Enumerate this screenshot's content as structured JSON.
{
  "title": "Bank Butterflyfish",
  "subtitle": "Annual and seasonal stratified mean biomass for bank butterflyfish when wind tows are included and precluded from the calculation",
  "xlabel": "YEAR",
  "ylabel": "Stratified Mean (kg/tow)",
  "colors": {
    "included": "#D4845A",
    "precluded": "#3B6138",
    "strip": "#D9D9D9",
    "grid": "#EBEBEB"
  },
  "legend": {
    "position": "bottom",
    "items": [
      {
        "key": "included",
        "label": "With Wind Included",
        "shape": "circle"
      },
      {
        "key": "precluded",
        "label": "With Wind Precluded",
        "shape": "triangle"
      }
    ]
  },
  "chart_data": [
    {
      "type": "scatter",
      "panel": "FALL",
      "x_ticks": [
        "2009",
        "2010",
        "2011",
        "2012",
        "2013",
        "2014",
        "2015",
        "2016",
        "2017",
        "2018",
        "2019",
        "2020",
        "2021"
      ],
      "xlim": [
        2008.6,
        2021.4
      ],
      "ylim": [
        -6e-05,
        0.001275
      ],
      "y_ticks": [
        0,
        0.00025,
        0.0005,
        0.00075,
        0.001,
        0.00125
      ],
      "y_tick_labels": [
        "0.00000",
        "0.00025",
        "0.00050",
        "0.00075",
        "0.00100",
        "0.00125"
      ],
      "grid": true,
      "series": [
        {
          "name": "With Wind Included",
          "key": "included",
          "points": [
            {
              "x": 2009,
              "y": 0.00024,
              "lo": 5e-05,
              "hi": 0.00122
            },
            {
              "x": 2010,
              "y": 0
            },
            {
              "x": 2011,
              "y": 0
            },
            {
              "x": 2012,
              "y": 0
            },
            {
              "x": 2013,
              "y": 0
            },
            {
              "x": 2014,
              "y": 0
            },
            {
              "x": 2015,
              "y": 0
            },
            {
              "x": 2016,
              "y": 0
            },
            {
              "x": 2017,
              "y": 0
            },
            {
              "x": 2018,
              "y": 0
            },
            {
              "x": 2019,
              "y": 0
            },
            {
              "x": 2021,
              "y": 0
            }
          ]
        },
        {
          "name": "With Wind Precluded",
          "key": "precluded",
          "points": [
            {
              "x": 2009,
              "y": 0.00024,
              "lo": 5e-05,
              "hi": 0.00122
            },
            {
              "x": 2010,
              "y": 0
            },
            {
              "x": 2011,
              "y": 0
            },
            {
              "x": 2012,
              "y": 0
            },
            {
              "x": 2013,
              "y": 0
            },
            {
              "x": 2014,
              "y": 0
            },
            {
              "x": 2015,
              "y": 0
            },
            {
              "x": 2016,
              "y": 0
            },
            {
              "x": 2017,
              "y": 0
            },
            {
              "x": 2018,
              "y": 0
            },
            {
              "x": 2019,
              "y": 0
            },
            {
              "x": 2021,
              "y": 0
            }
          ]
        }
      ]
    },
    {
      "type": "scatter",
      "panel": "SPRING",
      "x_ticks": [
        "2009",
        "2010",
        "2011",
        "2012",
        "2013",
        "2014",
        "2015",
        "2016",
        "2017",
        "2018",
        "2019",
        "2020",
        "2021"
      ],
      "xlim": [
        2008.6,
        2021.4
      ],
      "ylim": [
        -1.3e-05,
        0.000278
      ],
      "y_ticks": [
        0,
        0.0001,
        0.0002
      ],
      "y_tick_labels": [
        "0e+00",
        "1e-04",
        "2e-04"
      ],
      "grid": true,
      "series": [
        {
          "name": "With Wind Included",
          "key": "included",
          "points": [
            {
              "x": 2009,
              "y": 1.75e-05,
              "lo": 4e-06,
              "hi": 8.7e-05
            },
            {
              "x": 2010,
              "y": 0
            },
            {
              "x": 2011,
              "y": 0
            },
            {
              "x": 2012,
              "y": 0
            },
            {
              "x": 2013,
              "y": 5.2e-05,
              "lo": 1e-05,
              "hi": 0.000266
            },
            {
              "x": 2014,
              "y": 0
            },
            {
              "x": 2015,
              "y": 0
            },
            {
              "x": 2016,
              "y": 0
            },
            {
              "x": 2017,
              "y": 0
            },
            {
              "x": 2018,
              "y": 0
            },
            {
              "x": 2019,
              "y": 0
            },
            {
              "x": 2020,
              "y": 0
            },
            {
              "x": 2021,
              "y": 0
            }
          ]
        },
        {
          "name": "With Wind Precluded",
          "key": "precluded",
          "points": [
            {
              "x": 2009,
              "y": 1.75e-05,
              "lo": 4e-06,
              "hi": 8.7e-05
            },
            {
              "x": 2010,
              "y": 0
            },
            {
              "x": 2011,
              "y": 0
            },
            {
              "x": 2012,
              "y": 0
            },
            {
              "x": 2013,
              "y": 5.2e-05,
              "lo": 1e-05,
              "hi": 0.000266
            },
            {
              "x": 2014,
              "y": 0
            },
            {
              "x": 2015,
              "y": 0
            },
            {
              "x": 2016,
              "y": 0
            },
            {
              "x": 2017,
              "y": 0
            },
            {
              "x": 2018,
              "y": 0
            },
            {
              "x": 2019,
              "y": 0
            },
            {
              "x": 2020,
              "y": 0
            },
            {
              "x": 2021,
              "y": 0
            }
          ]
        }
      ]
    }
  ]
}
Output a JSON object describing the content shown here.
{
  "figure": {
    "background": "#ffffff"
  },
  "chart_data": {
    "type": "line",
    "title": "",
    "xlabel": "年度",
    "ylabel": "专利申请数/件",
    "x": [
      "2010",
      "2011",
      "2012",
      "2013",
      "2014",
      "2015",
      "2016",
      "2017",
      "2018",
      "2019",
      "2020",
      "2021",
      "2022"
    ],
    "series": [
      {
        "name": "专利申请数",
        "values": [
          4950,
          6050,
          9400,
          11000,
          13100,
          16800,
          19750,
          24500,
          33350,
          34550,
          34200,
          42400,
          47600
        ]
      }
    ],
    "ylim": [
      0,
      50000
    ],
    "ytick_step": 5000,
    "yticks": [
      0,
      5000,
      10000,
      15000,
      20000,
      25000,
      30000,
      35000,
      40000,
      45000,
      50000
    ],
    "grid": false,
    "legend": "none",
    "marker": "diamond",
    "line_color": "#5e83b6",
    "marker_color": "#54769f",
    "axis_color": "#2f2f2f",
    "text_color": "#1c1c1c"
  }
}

##############################

## Given exercise
Repeat the entries exactly, all of them.

## Answer below
Enumerate this screenshot's content as structured JSON.
{
  "title": "Bank Butterflyfish",
  "subtitle": "Annual and seasonal stratified mean biomass for bank butterflyfish when wind tows are included and precluded from the calculation",
  "xlabel": "YEAR",
  "ylabel": "Stratified Mean (kg/tow)",
  "colors": {
    "included": "#D4845A",
    "precluded": "#3B6138",
    "strip": "#D9D9D9",
    "grid": "#EBEBEB"
  },
  "legend": {
    "position": "bottom",
    "items": [
      {
        "key": "included",
        "label": "With Wind Included",
        "shape": "circle"
      },
      {
        "key": "precluded",
        "label": "With Wind Precluded",
        "shape": "triangle"
      }
    ]
  },
  "chart_data": [
    {
      "type": "scatter",
      "panel": "FALL",
      "x_ticks": [
        "2009",
        "2010",
        "2011",
        "2012",
        "2013",
        "2014",
        "2015",
        "2016",
        "2017",
        "2018",
        "2019",
        "2020",
        "2021"
      ],
      "xlim": [
        2008.6,
        2021.4
      ],
      "ylim": [
        -6e-05,
        0.001275
      ],
      "y_ticks": [
        0,
        0.00025,
        0.0005,
        0.00075,
        0.001,
        0.00125
      ],
      "y_tick_labels": [
        "0.00000",
        "0.00025",
        "0.00050",
        "0.00075",
        "0.00100",
        "0.00125"
      ],
      "grid": true,
      "series": [
        {
          "name": "With Wind Included",
          "key": "included",
          "points": [
            {
              "x": 2009,
              "y": 0.00024,
              "lo": 5e-05,
              "hi": 0.00122
            },
            {
              "x": 2010,
              "y": 0
            },
            {
              "x": 2011,
              "y": 0
            },
            {
              "x": 2012,
              "y": 0
            },
            {
              "x": 2013,
              "y": 0
            },
            {
              "x": 2014,
              "y": 0
            },
            {
              "x": 2015,
              "y": 0
            },
            {
              "x": 2016,
              "y": 0
            },
            {
              "x": 2017,
              "y": 0
            },
            {
              "x": 2018,
              "y": 0
            },
            {
              "x": 2019,
              "y": 0
            },
            {
              "x": 2021,
              "y": 0
            }
          ]
        },
        {
          "name": "With Wind Precluded",
          "key": "precluded",
          "points": [
            {
              "x": 2009,
              "y": 0.00024,
              "lo": 5e-05,
              "hi": 0.00122
            },
            {
              "x": 2010,
              "y": 0
            },
            {
              "x": 2011,
              "y": 0
            },
            {
              "x": 2012,
              "y": 0
            },
            {
              "x": 2013,
              "y": 0
            },
            {
              "x": 2014,
              "y": 0
            },
            {
              "x": 2015,
              "y": 0
            },
            {
              "x": 2016,
              "y": 0
            },
            {
              "x": 2017,
              "y": 0
            },
            {
              "x": 2018,
              "y": 0
            },
            {
              "x": 2019,
              "y": 0
            },
            {
              "x": 2021,
              "y": 0
            }
          ]
        }
      ]
    },
    {
      "type": "scatter",
      "panel": "SPRING",
      "x_ticks": [
        "2009",
        "2010",
        "2011",
        "2012",
        "2013",
        "2014",
        "2015",
        "2016",
        "2017",
        "2018",
        "2019",
        "2020",
        "2021"
      ],
      "xlim": [
        2008.6,
        2021.4
      ],
      "ylim": [
        -1.3e-05,
        0.000278
      ],
      "y_ticks": [
        0,
        0.0001,
        0.0002
      ],
      "y_tick_labels": [
        "0e+00",
        "1e-04",
        "2e-04"
      ],
      "grid": true,
      "series": [
        {
          "name": "With Wind Included",
          "key": "included",
          "points": [
            {
              "x": 2009,
              "y": 1.75e-05,
              "lo": 4e-06,
              "hi": 8.7e-05
            },
            {
              "x": 2010,
              "y": 0
            },
            {
              "x": 2011,
              "y": 0
            },
            {
              "x": 2012,
              "y": 0
            },
            {
              "x": 2013,
              "y": 5.2e-05,
              "lo": 1e-05,
              "hi": 0.000266
            },
            {
              "x": 2014,
              "y": 0
            },
            {
              "x": 2015,
              "y": 0
            },
            {
              "x": 2016,
              "y": 0
            },
            {
              "x": 2017,
              "y": 0
            },
            {
              "x": 2018,
              "y": 0
            },
            {
              "x": 2019,
              "y": 0
            },
            {
              "x": 2020,
              "y": 0
            },
            {
              "x": 2021,
              "y": 0
            }
          ]
        },
        {
          "name": "With Wind Precluded",
          "key": "precluded",
          "points": [
            {
              "x": 2009,
              "y": 1.75e-05,
              "lo": 4e-06,
              "hi": 8.7e-05
            },
            {
              "x": 2010,
              "y": 0
            },
            {
              "x": 2011,
              "y": 0
            },
            {
              "x": 2012,
              "y": 0
            },
            {
              "x": 2013,
              "y": 5.2e-05,
              "lo": 1e-05,
              "hi": 0.000266
            },
            {
              "x": 2014,
              "y": 0
            },
            {
              "x": 2015,
              "y": 0
            },
            {
              "x": 2016,
              "y": 0
            },
            {
              "x": 2017,
              "y": 0
            },
            {
              "x": 2018,
              "y": 0
            },
            {
              "x": 2019,
              "y": 0
            },
            {
              "x": 2020,
              "y": 0
            },
            {
              "x": 2021,
              "y": 0
            }
          ]
        }
      ]
    }
  ]
}
Output a JSON object describing the content shown here.
{
  "figure": {
    "background": "#ffffff"
  },
  "chart_data": {
    "type": "line",
    "title": "",
    "xlabel": "年度",
    "ylabel": "专利申请数/件",
    "x": [
      "2010",
      "2011",
      "2012",
      "2013",
      "2014",
      "2015",
      "2016",
      "2017",
      "2018",
      "2019",
      "2020",
      "2021",
      "2022"
    ],
    "series": [
      {
        "name": "专利申请数",
        "values": [
          4950,
          6050,
          9400,
          11000,
          13100,
          16800,
          19750,
          24500,
          33350,
          34550,
          34200,
          42400,
          47600
        ]
      }
    ],
    "ylim": [
      0,
      50000
    ],
    "ytick_step": 5000,
    "yticks": [
      0,
      5000,
      10000,
      15000,
      20000,
      25000,
      30000,
      35000,
      40000,
      45000,
      50000
    ],
    "grid": false,
    "legend": "none",
    "marker": "diamond",
    "line_color": "#5e83b6",
    "marker_color": "#54769f",
    "axis_color": "#2f2f2f",
    "text_color": "#1c1c1c"
  }
}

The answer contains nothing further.